Collection entries
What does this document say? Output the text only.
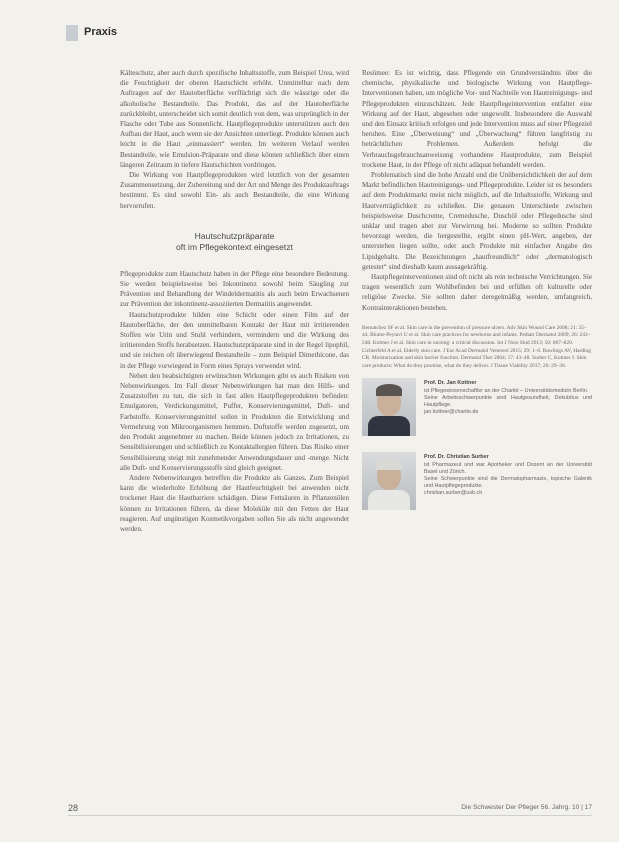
Praxis

Kälteschutz, aber auch durch spezifische Inhaltsstoffe, zum Beispiel Urea, wird die Feuchtigkeit der oberen Hautschicht erhöht. Unmittelbar nach dem Auftragen auf der Hautoberfläche verflüchtigt sich die wässrige oder die alkoholische Bestandteile. Das Produkt, das auf der Hautoberfläche zurückbleibt, unterscheidet sich somit deutlich von dem, was ursprünglich in der Flasche oder Tube aus Sonnenlicht. Hautpflegeprodukte unterstützen auch den Aufbau der Haut, auch wenn sie der Ansichten unterliegt. Produkte können auch leicht in die Haut „einmassiert“ werden. Im weiteren Verlauf werden Bestandteile, wie Emulsion-Präparate und diese können schließlich über einen längeren Zeitraum in tiefere Hautschichten vordringen.

Die Wirkung von Hautpflegeprodukten wird letztlich von der gesamten Zusammensetzung, der Zubereitung und der Art und Menge des Produktauftrags bestimmt. Es sind sowohl Ein- als auch Bestandteile, die eine Wirkung hervorrufen.

Hautschutzpräparate
oft im Pflegekontext eingesetzt

Pflegeprodukte zum Hautschutz haben in der Pflege eine besondere Bedeutung. Sie werden beispielsweise bei Inkontinenz sowohl beim Säugling zur Prävention und Behandlung der Windeldermatitis als auch beim Erwachsenen zur Prävention der inkontinenz-assoziierten Dermatitis angewendet.

Hautschutzprodukte bilden eine Schicht oder einen Film auf der Hautoberfläche, der den unmittelbaren Kontakt der Haut mit irritierenden Stoffen wie Urin und Stuhl verhindern, vermindern und die Wirkung des irritierenden Stoffs herabsetzen. Hautschutzpräparate sind in der Regel lipophil, und sie reichen oft überwiegend Bestandteile – zum Beispiel Dimethicone, das in der Pflege vorwiegend in Form eines Sprays verwendet wird.

Neben den beabsichtigten erwünschten Wirkungen gibt es auch Risiken von Nebenwirkungen. Im Fall dieser Nebenwirkungen hat man den Hilfs- und Zusatzstoffen zu tun, die sich in fast allen Hautpflegeprodukten befinden: Emulgatoren, Verdickungsmittel, Puffer, Konservierungsmittel, Duft- und Farbstoffe. Konservierungsmittel sollen in Produkten die Entwicklung und Vermehrung von Mikroorganismen hemmen. Duftstoffe werden zugesetzt, um den Produkt angenehmer zu machen. Beide können jedoch zu Irritationen, zu Sensibilisierungen und schließlich zu Kontaktallergien führen. Das Risiko einer Sensibilisierung steigt mit zunehmender Anwendungsdauer und -menge. Nicht alle Duft- und Konservierungsstoffe sind gleich geeignet.

Andere Nebenwirkungen betreffen die Produkte als Ganzes. Zum Beispiel kann die wiederholte Erhöhung der Hautfeuchtigkeit bei anwenden nicht trockener Haut die Hautbarriere schädigen. Diese Fettsäuren in Pflanzenölen können zu Irritationen führen, da diese Moleküle mit den Fetten der Haut reagieren. Auf ungünstigen Kosmetikvorgaben sollen Sie als nicht angewendet werden.

Resümee: Es ist wichtig, dass Pflegende ein Grundverständnis über die chemische, physikalische und biologische Wirkung von Hautpflege-Interventionen haben, um mögliche Vor- und Nachteile von Hautreinigungs- und Pflegeprodukten einzuschätzen. Jede Hautpflegeintervention entfaltet eine Wirkung auf der Haut, abgesehen oder ungewollt. Insbesondere die Auswahl und den Einsatz kritisch erfolgen und jede Intervention muss auf einer Pflegeziel beruhen. Eine „Überweisung“ und „Überwachung“ führen langfristig zu beträchtlichen Problemen. Außerdem befolgt die Verbrauchsgebrauchsanweisung vorhandene Hautprodukte, zum Beispiel trockene Haut, in der Pflege oft nicht adäquat behandelt werden.

Problematisch sind die hohe Anzahl und die Unübersichtlichkeit der auf dem Markt befindlichen Hautreinigungs- und Pflegeprodukte. Leider ist es besonders auf dem Produktmarkt meist nicht möglich, auf die Inhaltsstoffe, Wirkung und Hautverträglichkeit zu schließen. Die genauen Unterschiede zwischen beispielsweise Duschcreme, Cremedusche, Duschöl oder Pflegedusche sind unklar und tragen aber zur Verwirrung bei. Moderne so sollten Produkte bevorzugt werden, die hergestellte, ergibt einen pH-Wert, angeben, der unterstehen liegen sollte, oder auch Produkte mit einfacher Angabe des Lipidgehalts. Die Bezeichnungen „hautfreundlich“ oder „dermatologisch getestet“ sind dieshalb kaum aussagekräftig.

Hautpflegeinterventionen sind oft nicht als rein technische Verrichtungen. Sie tragen wesentlich zum Wohlbefinden bei und erfüllen oft kulturelle oder religiöse Zwecke. Sie sollten daher deregelmäßig werden, umfangreich, Kontrainteraktionen bestehen.

Bernatchez SF et al. Skin care in the prevention of pressure ulcers. Adv Skin Wound Care 2008; 21: 35–44. Blume-Peytavi U et al. Skin care practices for newborns and infants. Pediatr Dermatol 2009; 26: 243–248. Kottner J et al. Skin care in nursing: a critical discussion. Int J Nurs Stud 2013; 50: 807–820. Lichterfeld A et al. Elderly skin care. J Eur Acad Dermatol Venereol 2015; 29: 1–6. Rawlings AV, Harding CR. Moisturization and skin barrier function. Dermatol Ther 2004; 17: 43–48. Surber C, Kottner J. Skin care products: What do they promise, what do they deliver. J Tissue Viability 2017; 26: 29–36.
Prof. Dr. Jan Kottner
ist Pflegewissenschaftler an der Charité – Universitätsmedizin Berlin.
Seine Arbeitsschwerpunkte sind Hautgesundheit, Dekubitus und Hautpflege.
jan.kottner@charite.de
Prof. Dr. Christian Surber
ist Pharmazeut und war Apotheker und Dozent an der Universität Basel und Zürich.
Seine Schwerpunkte sind die Dermatopharmazie, topische Galenik und Hautpflegeprodukte.
christian.surber@usb.ch
28	Die Schwester Der Pfleger 56. Jahrg. 10 | 17
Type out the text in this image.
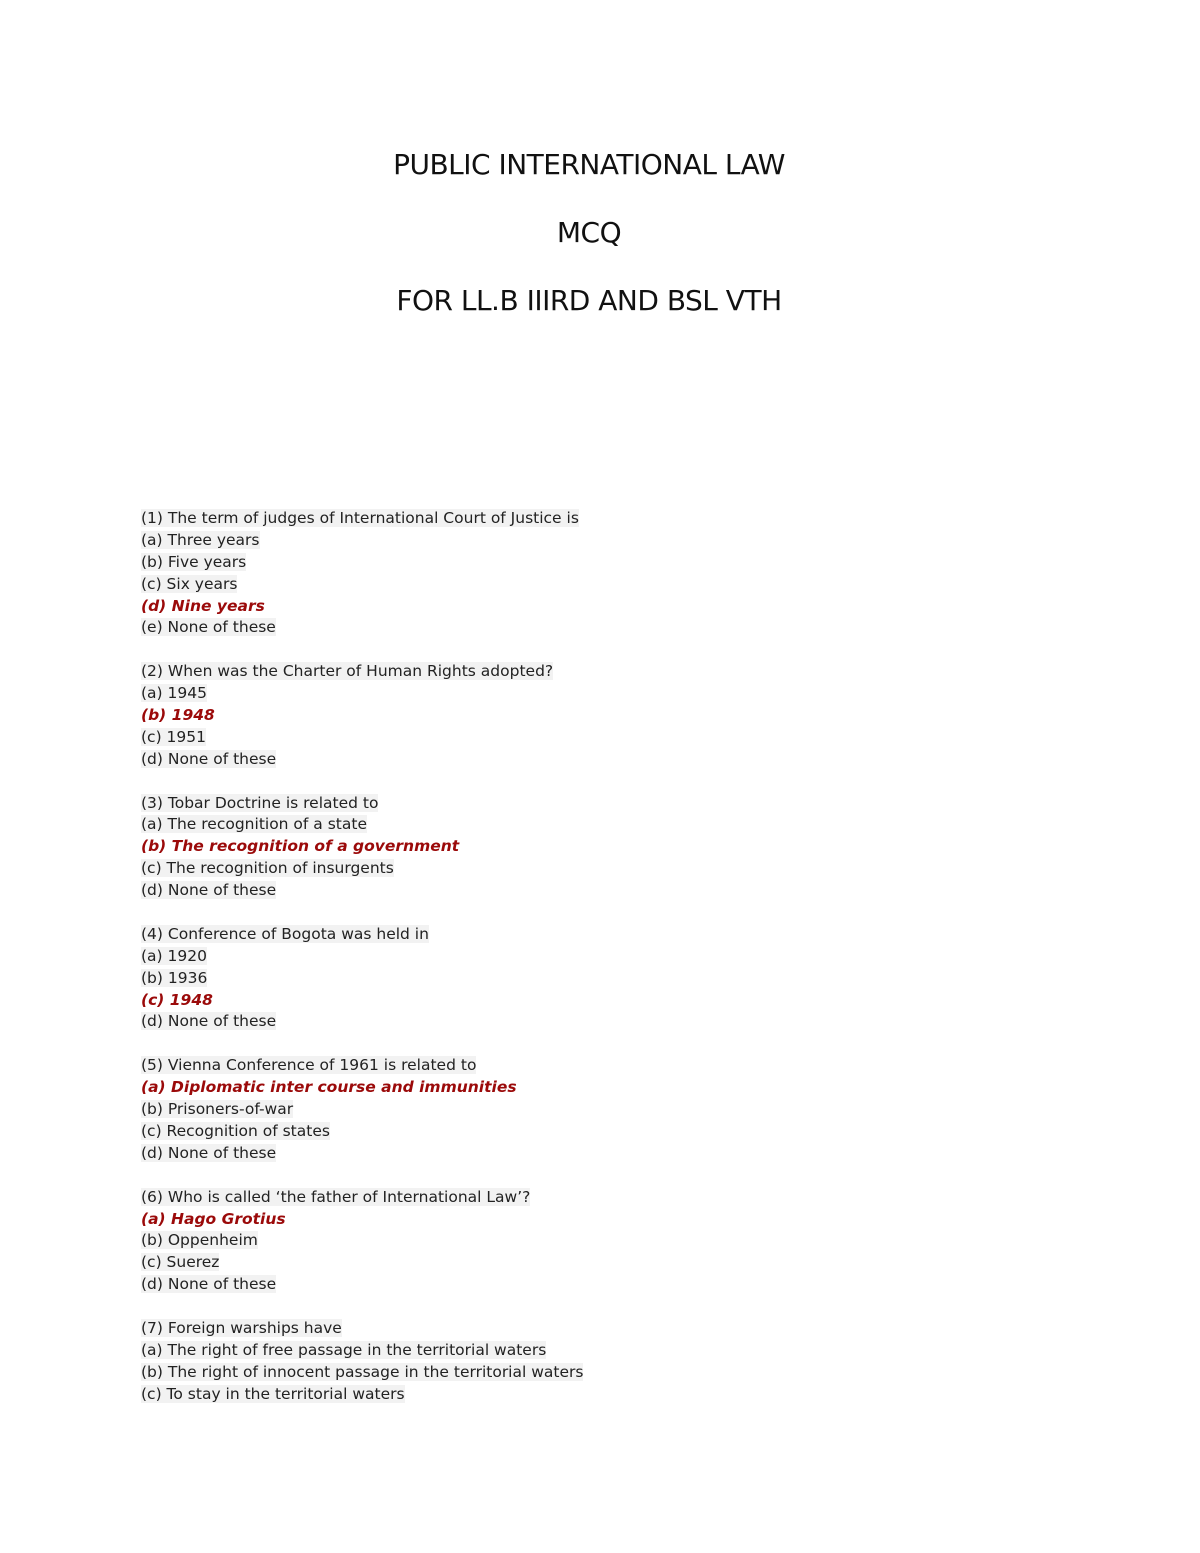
PUBLIC INTERNATIONAL LAW
MCQ
FOR LL.B IIIRD AND BSL VTH
(1) The term of judges of International Court of Justice is
(a) Three years
(b) Five years
(c) Six years
(d) Nine years
(e) None of these
(2) When was the Charter of Human Rights adopted?
(a) 1945
(b) 1948
(c) 1951
(d) None of these
(3) Tobar Doctrine is related to
(a) The recognition of a state
(b) The recognition of a government
(c) The recognition of insurgents
(d) None of these
(4) Conference of Bogota was held in
(a) 1920
(b) 1936
(c) 1948
(d) None of these
(5) Vienna Conference of 1961 is related to
(a) Diplomatic inter course and immunities
(b) Prisoners-of-war
(c) Recognition of states
(d) None of these
(6) Who is called ‘the father of International Law’?
(a) Hago Grotius
(b) Oppenheim
(c) Suerez
(d) None of these
(7) Foreign warships have
(a) The right of free passage in the territorial waters
(b) The right of innocent passage in the territorial waters
(c) To stay in the territorial waters
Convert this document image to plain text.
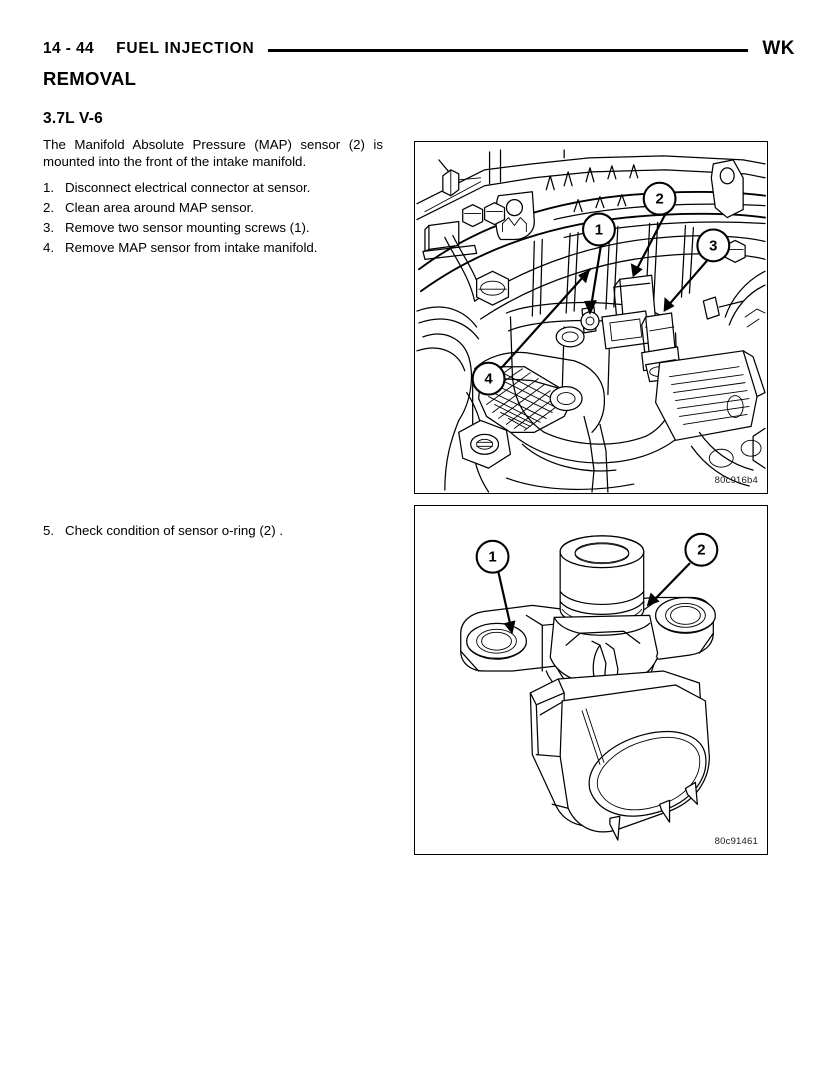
14 - 44 FUEL INJECTION	WK
REMOVAL
3.7L V-6

The Manifold Absolute Pressure (MAP) sensor (2) is mounted into the front of the intake manifold.

1. Disconnect electrical connector at sensor.
2. Clean area around MAP sensor.
3. Remove two sensor mounting screws (1).
4. Remove MAP sensor from intake manifold.
5. Check condition of sensor o-ring (2) .
1
2
3
4
80c916b4
1	2
80c91461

▶ **What the task requires**
Make an exact copy of all entries above, dropping the images.

▶ **The response**
What does this document say? Output the text only.
Praxis

Kälteschutz, aber auch durch spezifische Inhaltsstoffe, zum Beispiel Urea, wird die Feuchtigkeit der oberen Hautschicht erhöht. Unmittelbar nach dem Auftragen auf der Hautoberfläche verflüchtigt sich die wässrige oder die alkoholische Bestandteile. Das Produkt, das auf der Hautoberfläche zurückbleibt, unterscheidet sich somit deutlich von dem, was ursprünglich in der Flasche oder Tube aus Sonnenlicht. Hautpflegeprodukte unterstützen auch den Aufbau der Haut, auch wenn sie der Ansichten unterliegt. Produkte können auch leicht in die Haut „einmassiert“ werden. Im weiteren Verlauf werden Bestandteile, wie Emulsion-Präparate und diese können schließlich über einen längeren Zeitraum in tiefere Hautschichten vordringen.

Die Wirkung von Hautpflegeprodukten wird letztlich von der gesamten Zusammensetzung, der Zubereitung und der Art und Menge des Produktauftrags bestimmt. Es sind sowohl Ein- als auch Bestandteile, die eine Wirkung hervorrufen.

Hautschutzpräparate
oft im Pflegekontext eingesetzt

Pflegeprodukte zum Hautschutz haben in der Pflege eine besondere Bedeutung. Sie werden beispielsweise bei Inkontinenz sowohl beim Säugling zur Prävention und Behandlung der Windeldermatitis als auch beim Erwachsenen zur Prävention der inkontinenz-assoziierten Dermatitis angewendet.

Hautschutzprodukte bilden eine Schicht oder einen Film auf der Hautoberfläche, der den unmittelbaren Kontakt der Haut mit irritierenden Stoffen wie Urin und Stuhl verhindern, vermindern und die Wirkung des irritierenden Stoffs herabsetzen. Hautschutzpräparate sind in der Regel lipophil, und sie reichen oft überwiegend Bestandteile – zum Beispiel Dimethicone, das in der Pflege vorwiegend in Form eines Sprays verwendet wird.

Neben den beabsichtigten erwünschten Wirkungen gibt es auch Risiken von Nebenwirkungen. Im Fall dieser Nebenwirkungen hat man den Hilfs- und Zusatzstoffen zu tun, die sich in fast allen Hautpflegeprodukten befinden: Emulgatoren, Verdickungsmittel, Puffer, Konservierungsmittel, Duft- und Farbstoffe. Konservierungsmittel sollen in Produkten die Entwicklung und Vermehrung von Mikroorganismen hemmen. Duftstoffe werden zugesetzt, um den Produkt angenehmer zu machen. Beide können jedoch zu Irritationen, zu Sensibilisierungen und schließlich zu Kontaktallergien führen. Das Risiko einer Sensibilisierung steigt mit zunehmender Anwendungsdauer und -menge. Nicht alle Duft- und Konservierungsstoffe sind gleich geeignet.

Andere Nebenwirkungen betreffen die Produkte als Ganzes. Zum Beispiel kann die wiederholte Erhöhung der Hautfeuchtigkeit bei anwenden nicht trockener Haut die Hautbarriere schädigen. Diese Fettsäuren in Pflanzenölen können zu Irritationen führen, da diese Moleküle mit den Fetten der Haut reagieren. Auf ungünstigen Kosmetikvorgaben sollen Sie als nicht angewendet werden.

Resümee: Es ist wichtig, dass Pflegende ein Grundverständnis über die chemische, physikalische und biologische Wirkung von Hautpflege-Interventionen haben, um mögliche Vor- und Nachteile von Hautreinigungs- und Pflegeprodukten einzuschätzen. Jede Hautpflegeintervention entfaltet eine Wirkung auf der Haut, abgesehen oder ungewollt. Insbesondere die Auswahl und den Einsatz kritisch erfolgen und jede Intervention muss auf einer Pflegeziel beruhen. Eine „Überweisung“ und „Überwachung“ führen langfristig zu beträchtlichen Problemen. Außerdem befolgt die Verbrauchsgebrauchsanweisung vorhandene Hautprodukte, zum Beispiel trockene Haut, in der Pflege oft nicht adäquat behandelt werden.

Problematisch sind die hohe Anzahl und die Unübersichtlichkeit der auf dem Markt befindlichen Hautreinigungs- und Pflegeprodukte. Leider ist es besonders auf dem Produktmarkt meist nicht möglich, auf die Inhaltsstoffe, Wirkung und Hautverträglichkeit zu schließen. Die genauen Unterschiede zwischen beispielsweise Duschcreme, Cremedusche, Duschöl oder Pflegedusche sind unklar und tragen aber zur Verwirrung bei. Moderne so sollten Produkte bevorzugt werden, die hergestellte, ergibt einen pH-Wert, angeben, der unterstehen liegen sollte, oder auch Produkte mit einfacher Angabe des Lipidgehalts. Die Bezeichnungen „hautfreundlich“ oder „dermatologisch getestet“ sind dieshalb kaum aussagekräftig.

Hautpflegeinterventionen sind oft nicht als rein technische Verrichtungen. Sie tragen wesentlich zum Wohlbefinden bei und erfüllen oft kulturelle oder religiöse Zwecke. Sie sollten daher deregelmäßig werden, umfangreich, Kontrainteraktionen bestehen.

Bernatchez SF et al. Skin care in the prevention of pressure ulcers. Adv Skin Wound Care 2008; 21: 35–44. Blume-Peytavi U et al. Skin care practices for newborns and infants. Pediatr Dermatol 2009; 26: 243–248. Kottner J et al. Skin care in nursing: a critical discussion. Int J Nurs Stud 2013; 50: 807–820. Lichterfeld A et al. Elderly skin care. J Eur Acad Dermatol Venereol 2015; 29: 1–6. Rawlings AV, Harding CR. Moisturization and skin barrier function. Dermatol Ther 2004; 17: 43–48. Surber C, Kottner J. Skin care products: What do they promise, what do they deliver. J Tissue Viability 2017; 26: 29–36.
Prof. Dr. Jan Kottner
ist Pflegewissenschaftler an der Charité – Universitätsmedizin Berlin.
Seine Arbeitsschwerpunkte sind Hautgesundheit, Dekubitus und Hautpflege.
jan.kottner@charite.de
Prof. Dr. Christian Surber
ist Pharmazeut und war Apotheker und Dozent an der Universität Basel und Zürich.
Seine Schwerpunkte sind die Dermatopharmazie, topische Galenik und Hautpflegeprodukte.
christian.surber@usb.ch
28	Die Schwester Der Pfleger 56. Jahrg. 10 | 17
Type out the text in this image.
PUBLIC INTERNATIONAL LAW
MCQ
FOR LL.B IIIRD AND BSL VTH
(1) The term of judges of International Court of Justice is
(a) Three years
(b) Five years
(c) Six years
(d) Nine years
(e) None of these
(2) When was the Charter of Human Rights adopted?
(a) 1945
(b) 1948
(c) 1951
(d) None of these
(3) Tobar Doctrine is related to
(a) The recognition of a state
(b) The recognition of a government
(c) The recognition of insurgents
(d) None of these
(4) Conference of Bogota was held in
(a) 1920
(b) 1936
(c) 1948
(d) None of these
(5) Vienna Conference of 1961 is related to
(a) Diplomatic inter course and immunities
(b) Prisoners-of-war
(c) Recognition of states
(d) None of these
(6) Who is called ‘the father of International Law’?
(a) Hago Grotius
(b) Oppenheim
(c) Suerez
(d) None of these
(7) Foreign warships have
(a) The right of free passage in the territorial waters
(b) The right of innocent passage in the territorial waters
(c) To stay in the territorial waters
Convert this document image to plain text.
14 - 44 FUEL INJECTION	WK
REMOVAL
3.7L V-6

The Manifold Absolute Pressure (MAP) sensor (2) is mounted into the front of the intake manifold.

1. Disconnect electrical connector at sensor.
2. Clean area around MAP sensor.
3. Remove two sensor mounting screws (1).
4. Remove MAP sensor from intake manifold.
5. Check condition of sensor o-ring (2) .
1
2
3
4
80c916b4
1	2
80c91461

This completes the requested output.